__BRANO PROPOSTO__:
○ ○ ○
Se chiediamo alle persone di tutto il mondo, dall’America, all’Australia, dal Medio Oriente al Giappone quale sia la forma di governo migliore affinché sia il popolo ad avere la sovranità, la risposta, magari con qualche pausa di riflessione, sarà certamente la democrazia. Se chiediamo alle stesse persone se abbiamo fiducia o meno dei propri governanti e rappresentanti politici, la risposta sarà un netto no, senza pause di riflessione. Per fare un esempio, i partiti politici, espressione fondamentale della democrazia, sono considerati dagli italiani, l’emblema della corruzione. Questo dato emerge dal Global Corruption Barometer.
Secondo il politologo e scrittore David Van Reybrouch, autore del testo “Against Elections: The case for democracy”, il problema è l’equivalenza che si è andata creando nel tempo di democrazia = elezioni. Se guardiamo attentamente, questo errore viene commesso anche nella Dichiarazione Universale dei Diritti Umani, nella quale per il solo articolo 21, relativo al diritto di partecipare direttamente o indirettamente al governo del proprio paese, la carta indica anche lo strumento per raggiungere questo diritto, ovvero le elezioni.
“La volontà popolare è il fondamento dell'autorità del governo; tale volontà deve essere espressa attraverso periodiche e veritiere elezioni, effettuate a suffragio universale ed eguale, e a voto segreto, o secondo una procedura equivalente di libera votazione”.
○ ○ ○
__ELENCO DEI COMPITI__:
1 - Nel brano sulla democrazia e le elezioni, perché si dice che anche la Dichiarazione Universale dei Diritti Umani commette l'errore di far coincidere democrazia ed elezioni? Rispondi in una o due frasi.
2 - Ricopia dalle voci la parte che si apre con la riga contenente "entry-arrow-head bbox=[225, 209, 239, 221]" e si chiude con quella contenente "volume-bar bbox=[656, 1118, 677, 1165]", entrambe incluse.
Il brano e le voci provengono da fonti diverse.

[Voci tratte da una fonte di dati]
○ ○ ○
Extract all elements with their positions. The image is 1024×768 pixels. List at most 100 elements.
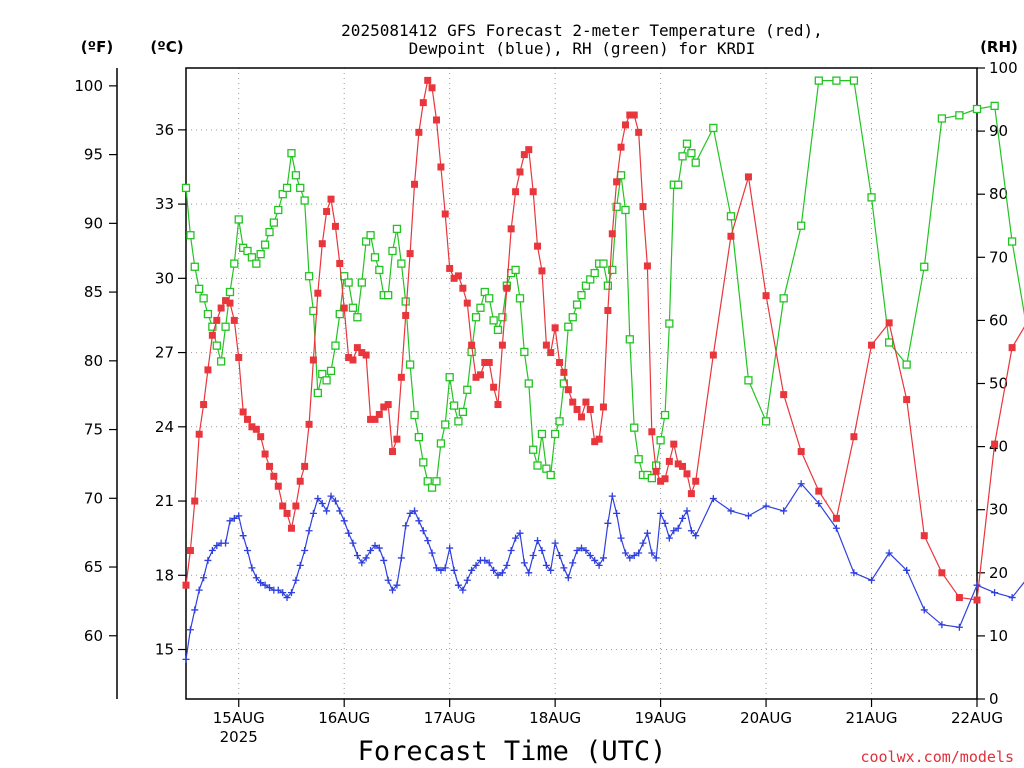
rh-point (603, 281, 613, 290)
temperature-point (591, 438, 599, 446)
dewpoint-point (670, 527, 678, 535)
dewpoint-point (428, 549, 436, 557)
dewpoint-point (349, 539, 357, 547)
rh-point (282, 183, 292, 193)
rh-point (353, 313, 362, 322)
dewpoint-point (621, 549, 629, 557)
dewpoint-point (643, 529, 651, 537)
dewpoint-point (481, 556, 489, 564)
dewpoint-point (186, 626, 194, 634)
dewpoint-point (903, 566, 911, 574)
rh-point (234, 215, 243, 224)
plot-frame (185, 67, 978, 700)
dewpoint-point (402, 522, 410, 530)
dewpoint-point (613, 509, 621, 517)
rh-point (564, 322, 573, 331)
rh-point (397, 259, 406, 268)
temperature-point (402, 311, 410, 319)
dewpoint-point (419, 527, 427, 535)
dewpoint-point (885, 549, 893, 557)
dewpoint-point (371, 542, 379, 550)
dewpoint-point (525, 569, 533, 577)
temperature-point (393, 435, 401, 443)
rh-point (537, 429, 547, 439)
temperature-point (375, 410, 383, 418)
temperature-point (762, 292, 770, 300)
dewpoint-point (542, 561, 550, 569)
temperature-point (283, 509, 291, 517)
temperature-point (441, 210, 449, 218)
dewpoint-point (512, 534, 520, 542)
dewpoint-point (938, 621, 946, 629)
rh-point (375, 265, 384, 275)
temperature-point (292, 502, 300, 510)
temperature-point (397, 373, 405, 381)
dewpoint-point (243, 547, 251, 555)
rh-point (195, 284, 204, 294)
temperature-point (358, 349, 366, 357)
temperature-point (529, 188, 537, 196)
rh-point (608, 265, 617, 275)
rh-point (586, 275, 595, 284)
dewpoint-point (327, 492, 335, 500)
rh-point (867, 193, 876, 202)
temperature-point (428, 84, 436, 92)
x-tick-label: 18AUG (529, 709, 581, 727)
temperature-point (815, 487, 823, 495)
rh-point (221, 322, 230, 331)
rh-point (682, 139, 692, 148)
temperature-point (498, 341, 506, 349)
dewpoint-point (283, 594, 291, 602)
dewpoint-point (744, 512, 752, 520)
temperature-point (542, 341, 550, 349)
temperature-point (415, 128, 423, 136)
dewpoint-point (380, 556, 388, 564)
dewpoint-point (200, 574, 208, 582)
dewpoint-point (657, 509, 665, 517)
dewpoint-point (432, 564, 440, 572)
dewpoint-point (393, 581, 401, 589)
series-line-dewpoint (185, 482, 1024, 660)
rh-point (186, 231, 195, 240)
rh-point (665, 319, 674, 328)
temperature-point (261, 450, 269, 458)
dewpoint-point (547, 566, 555, 574)
temperature-point (279, 502, 287, 510)
temperature-point (481, 358, 489, 366)
dewpoint-point (652, 554, 660, 562)
rh-point (344, 278, 353, 287)
dewpoint-point (287, 589, 295, 597)
temperature-point (626, 111, 634, 119)
rh-point (630, 423, 639, 432)
dewpoint-point (248, 564, 256, 572)
rh-point (216, 357, 226, 366)
x-tick-label: 17AUG (424, 709, 476, 727)
dewpoint-point (318, 500, 326, 508)
x-tick-label: 16AUG (318, 709, 370, 727)
rh-point (384, 291, 393, 300)
temperature-point (406, 250, 414, 258)
temperature-point (318, 240, 326, 248)
temperature-point (243, 415, 251, 423)
dewpoint-point (582, 547, 590, 555)
rh-point (990, 101, 999, 111)
rh-point (366, 231, 375, 240)
dewpoint-point (498, 569, 506, 577)
temperature-point (709, 351, 717, 359)
temperature-point (674, 460, 682, 468)
temperature-point (305, 420, 313, 428)
temperature-point (639, 203, 647, 211)
temperature-point (450, 274, 458, 282)
temperature-point (687, 490, 695, 498)
dewpoint-point (375, 544, 383, 552)
rh-point (463, 385, 472, 394)
dewpoint-point (692, 532, 700, 540)
rh-point (485, 294, 494, 303)
rh-point (515, 294, 525, 303)
temperature-point (208, 331, 216, 339)
rh-point (436, 439, 446, 448)
rh-point (524, 379, 533, 388)
dewpoint-point (709, 495, 717, 503)
dewpoint-point (608, 492, 616, 500)
fahrenheit-tick-label: 95 (84, 146, 103, 164)
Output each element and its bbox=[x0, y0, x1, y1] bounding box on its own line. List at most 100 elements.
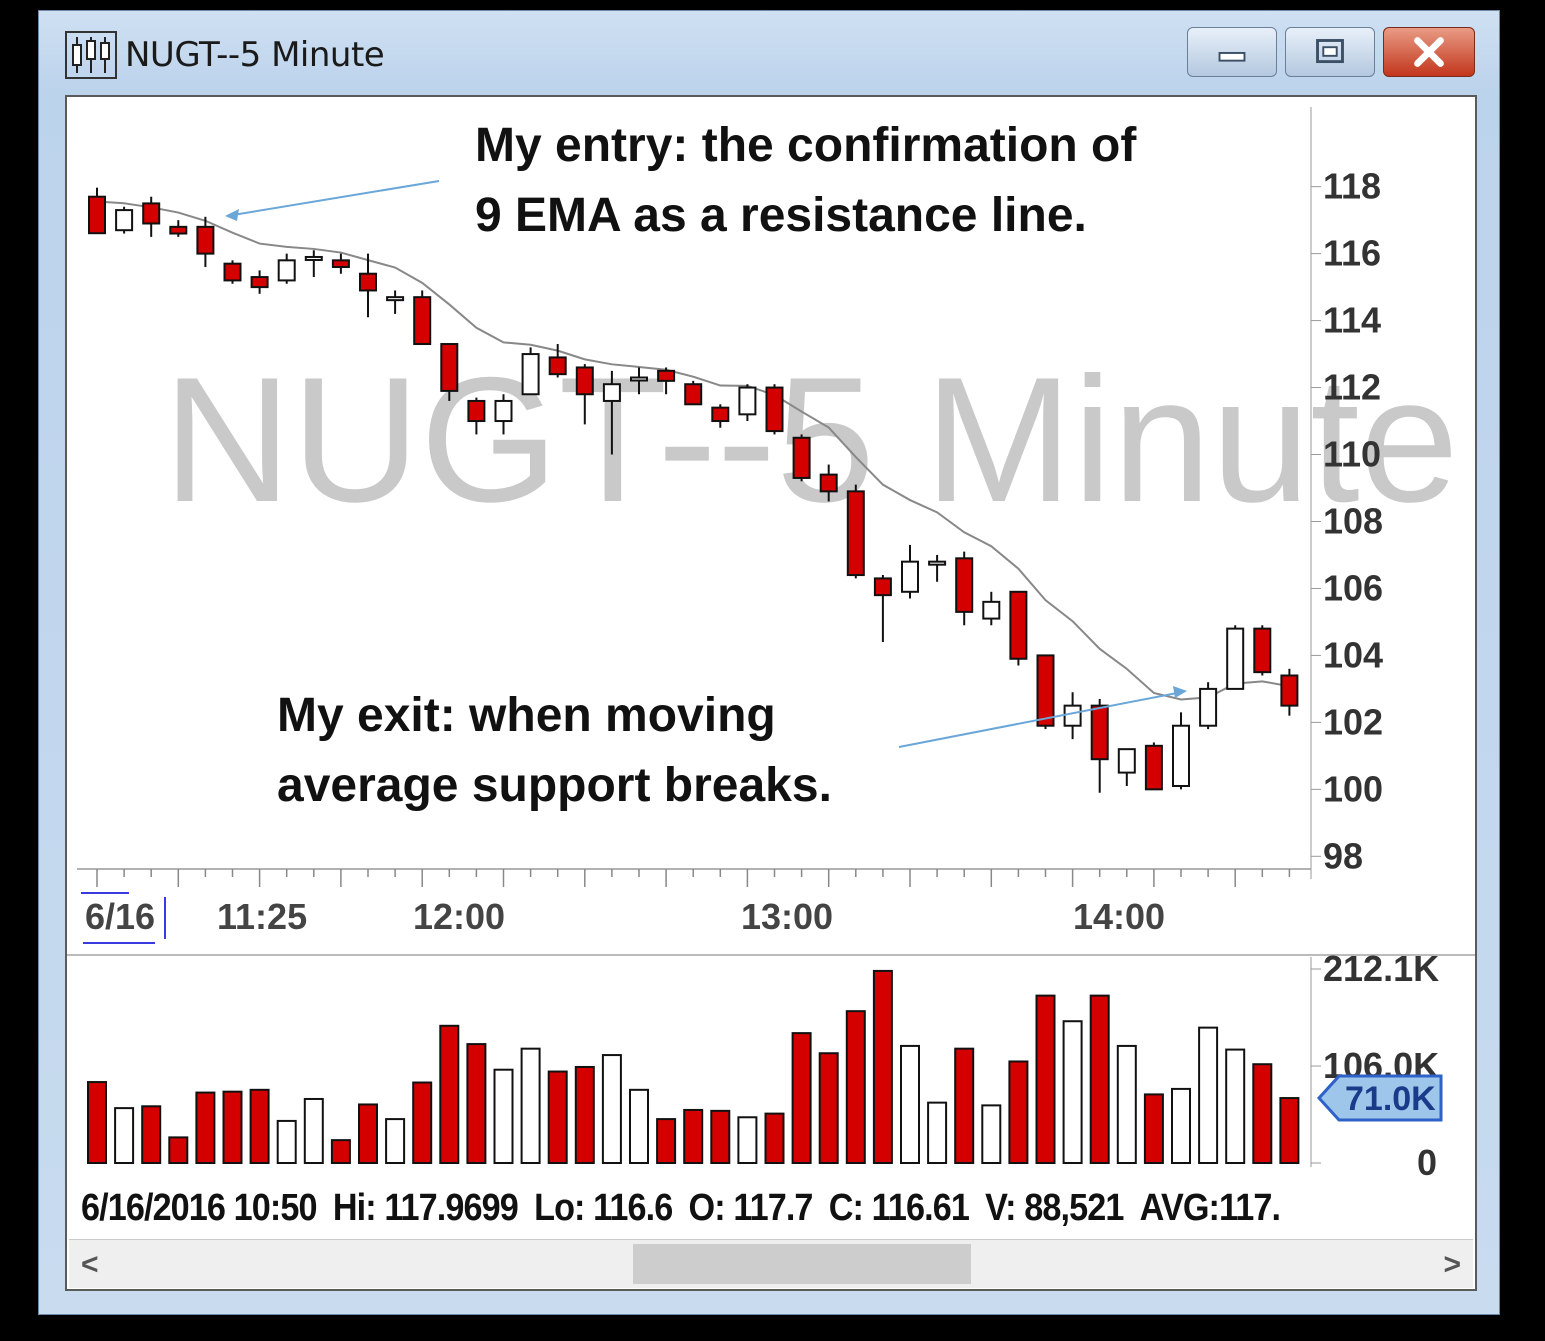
entry-arrow-head bbox=[225, 209, 239, 221]
time-label: 13:00 bbox=[741, 896, 833, 937]
candle-body bbox=[386, 296, 405, 302]
current-volume-tag bbox=[1316, 1074, 1443, 1122]
volume-bar bbox=[764, 1112, 785, 1165]
candle-body bbox=[792, 436, 811, 479]
candle-body bbox=[277, 259, 296, 282]
candle-body bbox=[738, 386, 757, 416]
volume-bar bbox=[629, 1088, 649, 1164]
candlestick-chart[interactable]: NUGT--5 Minute 118 116 114 112 110 108 106 104 1… bbox=[67, 97, 1475, 1289]
volume-bar bbox=[520, 1047, 541, 1164]
volume-bar bbox=[791, 1032, 812, 1164]
scroll-thumb[interactable] bbox=[633, 1244, 971, 1284]
candle-body bbox=[169, 225, 188, 235]
volume-bar bbox=[1225, 1048, 1246, 1164]
candle-body bbox=[223, 262, 242, 282]
title-bar[interactable]: NUGT--5 Minute bbox=[39, 11, 1499, 95]
scroll-left-icon[interactable]: < bbox=[81, 1248, 99, 1281]
volume-bar bbox=[1062, 1020, 1083, 1164]
volume-bar bbox=[222, 1090, 243, 1165]
volume-bar bbox=[656, 1118, 677, 1165]
volume-bar bbox=[1035, 994, 1056, 1165]
volume-bar bbox=[1008, 1060, 1029, 1164]
status-low: Lo: 116.6 bbox=[534, 1187, 673, 1229]
candle-body bbox=[413, 296, 432, 346]
volume-bar bbox=[412, 1081, 433, 1164]
candle-body bbox=[1036, 654, 1055, 727]
status-bar: 6/16/2016 10:50 Hi: 117.9699 Lo: 116.6 O: 1… bbox=[81, 1187, 1296, 1230]
status-open: O: 117.7 bbox=[688, 1187, 814, 1229]
price-tick-label: 102 bbox=[1323, 701, 1383, 742]
candle-body bbox=[630, 376, 648, 382]
candle-body bbox=[901, 560, 919, 593]
chart-area[interactable]: NUGT--5 Minute 118 116 114 112 110 108 106 104 1… bbox=[65, 95, 1477, 1291]
volume-bar bbox=[1116, 1044, 1137, 1165]
close-icon bbox=[1414, 37, 1444, 67]
candle-body bbox=[115, 209, 134, 232]
candle-body bbox=[1199, 687, 1218, 727]
maximize-icon bbox=[1316, 39, 1344, 64]
scroll-right-icon[interactable]: > bbox=[1443, 1248, 1461, 1281]
candle-body bbox=[440, 343, 459, 392]
volume-bar bbox=[114, 1107, 135, 1165]
status-high: Hi: 117.9699 bbox=[332, 1187, 519, 1229]
close-button[interactable] bbox=[1383, 27, 1475, 77]
time-label: 14:00 bbox=[1073, 896, 1165, 937]
price-tick-label: 98 bbox=[1323, 835, 1363, 876]
candle-body bbox=[982, 600, 1001, 620]
exit-arrow bbox=[898, 692, 1178, 748]
candle-body bbox=[1226, 627, 1245, 690]
exit-annotation-line2: average support breaks. bbox=[277, 759, 832, 812]
price-tick-label: 108 bbox=[1323, 500, 1383, 541]
price-tick-label: 114 bbox=[1323, 300, 1381, 341]
volume-bar bbox=[276, 1119, 297, 1165]
volume-bar bbox=[195, 1091, 216, 1165]
volume-bar bbox=[818, 1052, 839, 1165]
candle-body bbox=[1172, 724, 1190, 787]
volume-bar bbox=[493, 1068, 514, 1165]
chart-window: NUGT--5 Minute NUGT--5 Minute 118 116 114 1 bbox=[38, 10, 1500, 1315]
volume-bar bbox=[141, 1105, 162, 1164]
horizontal-scrollbar[interactable]: < > bbox=[69, 1239, 1473, 1288]
volume-bar bbox=[330, 1139, 351, 1164]
entry-annotation-line2: 9 EMA as a resistance line. bbox=[475, 189, 1087, 242]
candle-body bbox=[846, 490, 865, 577]
candle-body bbox=[1280, 674, 1299, 707]
minimize-button[interactable] bbox=[1187, 27, 1277, 77]
candle-body bbox=[684, 383, 703, 406]
candle-body bbox=[575, 366, 594, 396]
volume-bar bbox=[358, 1103, 378, 1164]
exit-annotation-line1: My exit: when moving bbox=[277, 689, 776, 742]
volume-tick-label: 212.1K bbox=[1323, 948, 1439, 989]
volume-bar bbox=[845, 1010, 866, 1164]
candle-body bbox=[928, 560, 947, 566]
candle-body bbox=[765, 386, 784, 433]
price-tick-label: 118 bbox=[1323, 166, 1381, 207]
volume-bar bbox=[927, 1101, 948, 1165]
volume-bar bbox=[601, 1054, 622, 1164]
volume-bar bbox=[1143, 1093, 1164, 1164]
exit-arrow-head bbox=[1173, 686, 1187, 698]
volume-bar bbox=[303, 1097, 324, 1164]
volume-bar bbox=[168, 1136, 189, 1164]
candle-body bbox=[359, 272, 377, 292]
candle-body bbox=[1117, 748, 1136, 774]
volume-bar bbox=[87, 1081, 107, 1164]
candle-body bbox=[711, 406, 730, 423]
volume-bar bbox=[547, 1070, 568, 1164]
candle-body bbox=[873, 577, 892, 597]
volume-bar bbox=[1089, 994, 1110, 1165]
volume-bar bbox=[1198, 1026, 1219, 1164]
entry-arrow bbox=[232, 180, 440, 216]
volume-bar bbox=[249, 1088, 270, 1164]
maximize-button[interactable] bbox=[1285, 27, 1375, 77]
candle-body bbox=[304, 255, 323, 261]
date-label: 6/16 bbox=[85, 896, 155, 937]
minimize-icon bbox=[1218, 52, 1246, 62]
candle-body bbox=[196, 225, 215, 255]
volume-bar bbox=[1252, 1063, 1273, 1165]
volume-tick-label: 0 bbox=[1417, 1142, 1437, 1183]
candle-body bbox=[819, 473, 838, 493]
price-tick-label: 100 bbox=[1323, 768, 1383, 809]
candlestick-chart-icon bbox=[65, 31, 117, 79]
price-tick-label: 106 bbox=[1323, 567, 1383, 608]
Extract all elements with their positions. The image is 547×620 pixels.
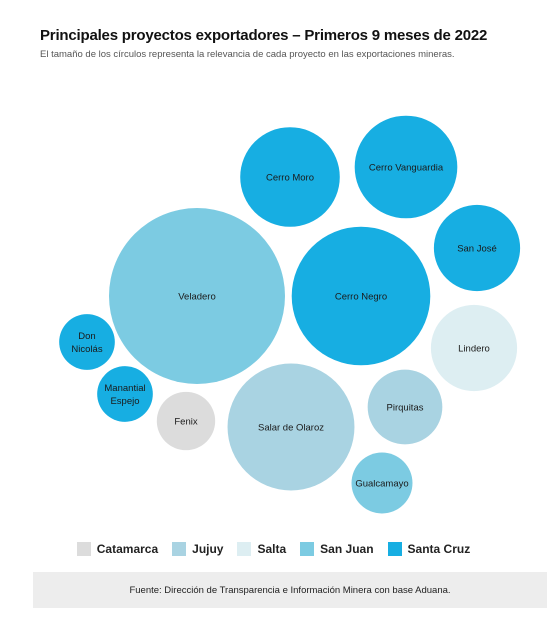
bubble-label-veladero: Veladero bbox=[178, 292, 216, 303]
bubble-label-pirquitas: Pirquitas bbox=[387, 403, 424, 414]
bubble-don-nicolas bbox=[59, 314, 115, 370]
legend-label-jujuy: Jujuy bbox=[192, 542, 224, 556]
bubble-label-cerro-moro: Cerro Moro bbox=[266, 173, 314, 184]
legend: Catamarca Jujuy Salta San Juan Santa Cru… bbox=[0, 542, 547, 556]
bubble-label-fenix: Fenix bbox=[174, 417, 197, 428]
legend-swatch-jujuy bbox=[172, 542, 187, 556]
legend-label-catamarca: Catamarca bbox=[96, 542, 159, 556]
legend-item-catamarca: Catamarca bbox=[76, 542, 159, 556]
bubble-label-manantial-espejo: Manantial Espejo bbox=[104, 383, 145, 407]
bubble-label-lindero: Lindero bbox=[458, 344, 490, 355]
bubble-pirquitas bbox=[367, 369, 443, 445]
legend-swatch-san-juan bbox=[300, 542, 315, 556]
bubble-fenix bbox=[156, 391, 216, 451]
legend-label-salta: Salta bbox=[257, 542, 287, 556]
legend-item-santa-cruz: Santa Cruz bbox=[387, 542, 471, 556]
legend-label-santa-cruz: Santa Cruz bbox=[407, 542, 471, 556]
bubble-chart: Veladero Cerro Negro Salar de Olaroz Cerro … bbox=[59, 115, 521, 514]
chart-subtitle: El tamaño de los círculos representa la … bbox=[40, 49, 455, 60]
bubble-san-jose bbox=[433, 204, 521, 292]
bubble-veladero bbox=[109, 208, 285, 384]
chart-title: Principales proyectos exportadores – Pri… bbox=[40, 27, 488, 44]
bubble-cerro-vanguardia bbox=[354, 115, 458, 219]
bubble-salar-de-olaroz bbox=[227, 363, 355, 491]
bubble-label-salar-de-olaroz: Salar de Olaroz bbox=[258, 423, 324, 434]
bubble-gualcamayo bbox=[351, 452, 413, 514]
legend-item-jujuy: Jujuy bbox=[172, 542, 223, 556]
legend-swatch-catamarca bbox=[76, 542, 91, 556]
legend-label-san-juan: San Juan bbox=[320, 542, 374, 556]
bubble-manantial-espejo bbox=[97, 366, 153, 422]
bubble-lindero bbox=[430, 304, 518, 392]
legend-swatch-salta bbox=[237, 542, 252, 556]
legend-swatch-santa-cruz bbox=[387, 542, 402, 556]
bubble-cerro-moro bbox=[240, 127, 340, 227]
source-note: Fuente: Dirección de Transparencia e Inf… bbox=[33, 572, 547, 608]
legend-item-salta: Salta bbox=[237, 542, 286, 556]
bubble-label-san-jose: San José bbox=[457, 244, 497, 255]
legend-item-san-juan: San Juan bbox=[300, 542, 374, 556]
bubble-label-gualcamayo: Gualcamayo bbox=[355, 479, 408, 490]
bubble-label-don-nicolas: Don Nicolás bbox=[71, 331, 102, 355]
bubble-cerro-negro bbox=[291, 226, 431, 366]
bubble-label-cerro-vanguardia: Cerro Vanguardia bbox=[369, 163, 444, 174]
bubble-label-cerro-negro: Cerro Negro bbox=[335, 292, 387, 303]
source-text: Fuente: Dirección de Transparencia e Inf… bbox=[129, 584, 451, 596]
○ ○ ○
__SOLUZIONI DELL'ESERCIZIO__:
1 - Nell'articolo 21, che riguarda il diritto di partecipare direttamente o indirettamente al governo del proprio paese, la Dichiarazione indica anche lo strumento per realizzare questo diritto, cioè le elezioni.

2 -
entry-arrow-head bbox=[225, 209, 239, 221]
time-label: 13:00 bbox=[741, 896, 833, 937]
candle-body bbox=[386, 296, 405, 302]
current-volume-tag bbox=[1316, 1074, 1443, 1122]
volume-bar bbox=[764, 1112, 785, 1165]
candle-body bbox=[792, 436, 811, 479]
candle-body bbox=[277, 259, 296, 282]
candle-body bbox=[738, 386, 757, 416]
volume-bar bbox=[629, 1088, 649, 1164]
candlestick-chart[interactable]: NUGT--5 Minute 118 116 114 112 110 108 106 104 1… bbox=[67, 97, 1475, 1289]
volume-bar bbox=[520, 1047, 541, 1164]
volume-bar bbox=[791, 1032, 812, 1164]
scroll-thumb[interactable] bbox=[633, 1244, 971, 1284]
candle-body bbox=[169, 225, 188, 235]
volume-bar bbox=[1225, 1048, 1246, 1164]
candle-body bbox=[223, 262, 242, 282]
title-bar[interactable]: NUGT--5 Minute bbox=[39, 11, 1499, 95]
scroll-left-icon[interactable]: < bbox=[81, 1248, 99, 1281]
volume-bar bbox=[1062, 1020, 1083, 1164]
volume-bar bbox=[222, 1090, 243, 1165]
volume-bar bbox=[656, 1118, 677, 1165]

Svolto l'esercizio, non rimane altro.